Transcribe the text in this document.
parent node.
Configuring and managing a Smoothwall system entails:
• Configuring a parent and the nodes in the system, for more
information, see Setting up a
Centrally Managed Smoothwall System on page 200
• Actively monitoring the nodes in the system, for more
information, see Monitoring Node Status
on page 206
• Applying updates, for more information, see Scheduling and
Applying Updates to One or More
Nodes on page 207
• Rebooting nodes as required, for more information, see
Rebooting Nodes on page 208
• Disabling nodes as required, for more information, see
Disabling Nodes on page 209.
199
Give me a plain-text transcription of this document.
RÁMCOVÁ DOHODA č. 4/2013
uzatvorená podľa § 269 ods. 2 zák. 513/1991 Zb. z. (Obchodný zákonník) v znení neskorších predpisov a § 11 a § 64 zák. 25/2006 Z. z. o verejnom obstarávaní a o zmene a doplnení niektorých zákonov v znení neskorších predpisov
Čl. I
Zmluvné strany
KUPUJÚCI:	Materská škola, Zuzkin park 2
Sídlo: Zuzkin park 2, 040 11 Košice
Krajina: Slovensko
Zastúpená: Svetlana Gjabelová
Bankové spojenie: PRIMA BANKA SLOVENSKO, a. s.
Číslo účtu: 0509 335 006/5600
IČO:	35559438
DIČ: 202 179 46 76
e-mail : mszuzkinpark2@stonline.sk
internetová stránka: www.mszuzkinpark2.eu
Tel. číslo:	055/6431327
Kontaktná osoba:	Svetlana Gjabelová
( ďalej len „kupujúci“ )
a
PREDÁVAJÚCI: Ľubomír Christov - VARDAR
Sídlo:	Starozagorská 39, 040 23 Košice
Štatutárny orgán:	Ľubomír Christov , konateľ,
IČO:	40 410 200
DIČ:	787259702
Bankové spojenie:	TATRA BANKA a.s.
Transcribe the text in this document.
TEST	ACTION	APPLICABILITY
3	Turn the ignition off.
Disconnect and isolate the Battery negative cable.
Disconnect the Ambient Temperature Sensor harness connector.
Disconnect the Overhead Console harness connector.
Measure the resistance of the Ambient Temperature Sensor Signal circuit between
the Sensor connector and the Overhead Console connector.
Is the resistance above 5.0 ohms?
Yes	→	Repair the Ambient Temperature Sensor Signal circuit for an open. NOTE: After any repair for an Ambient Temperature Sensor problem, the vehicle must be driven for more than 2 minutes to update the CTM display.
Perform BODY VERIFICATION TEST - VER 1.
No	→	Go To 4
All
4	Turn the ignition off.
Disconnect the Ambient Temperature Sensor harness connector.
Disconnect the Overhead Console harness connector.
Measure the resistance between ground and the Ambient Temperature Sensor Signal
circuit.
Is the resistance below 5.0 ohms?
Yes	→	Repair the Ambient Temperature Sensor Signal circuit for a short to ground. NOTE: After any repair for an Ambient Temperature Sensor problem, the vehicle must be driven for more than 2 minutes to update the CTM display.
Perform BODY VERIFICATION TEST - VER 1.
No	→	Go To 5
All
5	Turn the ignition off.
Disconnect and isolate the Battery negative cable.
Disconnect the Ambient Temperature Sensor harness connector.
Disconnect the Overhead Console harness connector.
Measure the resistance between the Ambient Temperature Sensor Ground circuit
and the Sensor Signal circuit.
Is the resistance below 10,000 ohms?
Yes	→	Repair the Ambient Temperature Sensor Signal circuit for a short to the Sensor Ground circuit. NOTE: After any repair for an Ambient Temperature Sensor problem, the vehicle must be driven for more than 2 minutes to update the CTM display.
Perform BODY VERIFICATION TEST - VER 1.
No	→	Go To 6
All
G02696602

------

--- Exercise requirements ---
Produce an exact copy of the whole listing.

--- The solution ---
Transcribe the text in this document.
parent node.
Configuring and managing a Smoothwall system entails:
• Configuring a parent and the nodes in the system, for more
information, see Setting up a
Centrally Managed Smoothwall System on page 200
• Actively monitoring the nodes in the system, for more
information, see Monitoring Node Status
on page 206
• Applying updates, for more information, see Scheduling and
Applying Updates to One or More
Nodes on page 207
• Rebooting nodes as required, for more information, see
Rebooting Nodes on page 208
• Disabling nodes as required, for more information, see
Disabling Nodes on page 209.
199
Give me a plain-text transcription of this document.
RÁMCOVÁ DOHODA č. 4/2013
uzatvorená podľa § 269 ods. 2 zák. 513/1991 Zb. z. (Obchodný zákonník) v znení neskorších predpisov a § 11 a § 64 zák. 25/2006 Z. z. o verejnom obstarávaní a o zmene a doplnení niektorých zákonov v znení neskorších predpisov
Čl. I
Zmluvné strany
KUPUJÚCI:	Materská škola, Zuzkin park 2
Sídlo: Zuzkin park 2, 040 11 Košice
Krajina: Slovensko
Zastúpená: Svetlana Gjabelová
Bankové spojenie: PRIMA BANKA SLOVENSKO, a. s.
Číslo účtu: 0509 335 006/5600
IČO:	35559438
DIČ: 202 179 46 76
e-mail : mszuzkinpark2@stonline.sk
internetová stránka: www.mszuzkinpark2.eu
Tel. číslo:	055/6431327
Kontaktná osoba:	Svetlana Gjabelová
( ďalej len „kupujúci“ )
a
PREDÁVAJÚCI: Ľubomír Christov - VARDAR
Sídlo:	Starozagorská 39, 040 23 Košice
Štatutárny orgán:	Ľubomír Christov , konateľ,
IČO:	40 410 200
DIČ:	787259702
Bankové spojenie:	TATRA BANKA a.s.
Transcribe the text in this document.
TEST	ACTION	APPLICABILITY
3	Turn the ignition off.
Disconnect and isolate the Battery negative cable.
Disconnect the Ambient Temperature Sensor harness connector.
Disconnect the Overhead Console harness connector.
Measure the resistance of the Ambient Temperature Sensor Signal circuit between
the Sensor connector and the Overhead Console connector.
Is the resistance above 5.0 ohms?
Yes	→	Repair the Ambient Temperature Sensor Signal circuit for an open. NOTE: After any repair for an Ambient Temperature Sensor problem, the vehicle must be driven for more than 2 minutes to update the CTM display.
Perform BODY VERIFICATION TEST - VER 1.
No	→	Go To 4
All
4	Turn the ignition off.
Disconnect the Ambient Temperature Sensor harness connector.
Disconnect the Overhead Console harness connector.
Measure the resistance between ground and the Ambient Temperature Sensor Signal
circuit.
Is the resistance below 5.0 ohms?
Yes	→	Repair the Ambient Temperature Sensor Signal circuit for a short to ground. NOTE: After any repair for an Ambient Temperature Sensor problem, the vehicle must be driven for more than 2 minutes to update the CTM display.
Perform BODY VERIFICATION TEST - VER 1.
No	→	Go To 5
All
5	Turn the ignition off.
Disconnect and isolate the Battery negative cable.
Disconnect the Ambient Temperature Sensor harness connector.
Disconnect the Overhead Console harness connector.
Measure the resistance between the Ambient Temperature Sensor Ground circuit
and the Sensor Signal circuit.
Is the resistance below 10,000 ohms?
Yes	→	Repair the Ambient Temperature Sensor Signal circuit for a short to the Sensor Ground circuit. NOTE: After any repair for an Ambient Temperature Sensor problem, the vehicle must be driven for more than 2 minutes to update the CTM display.
Perform BODY VERIFICATION TEST - VER 1.
No	→	Go To 6
All
G02696602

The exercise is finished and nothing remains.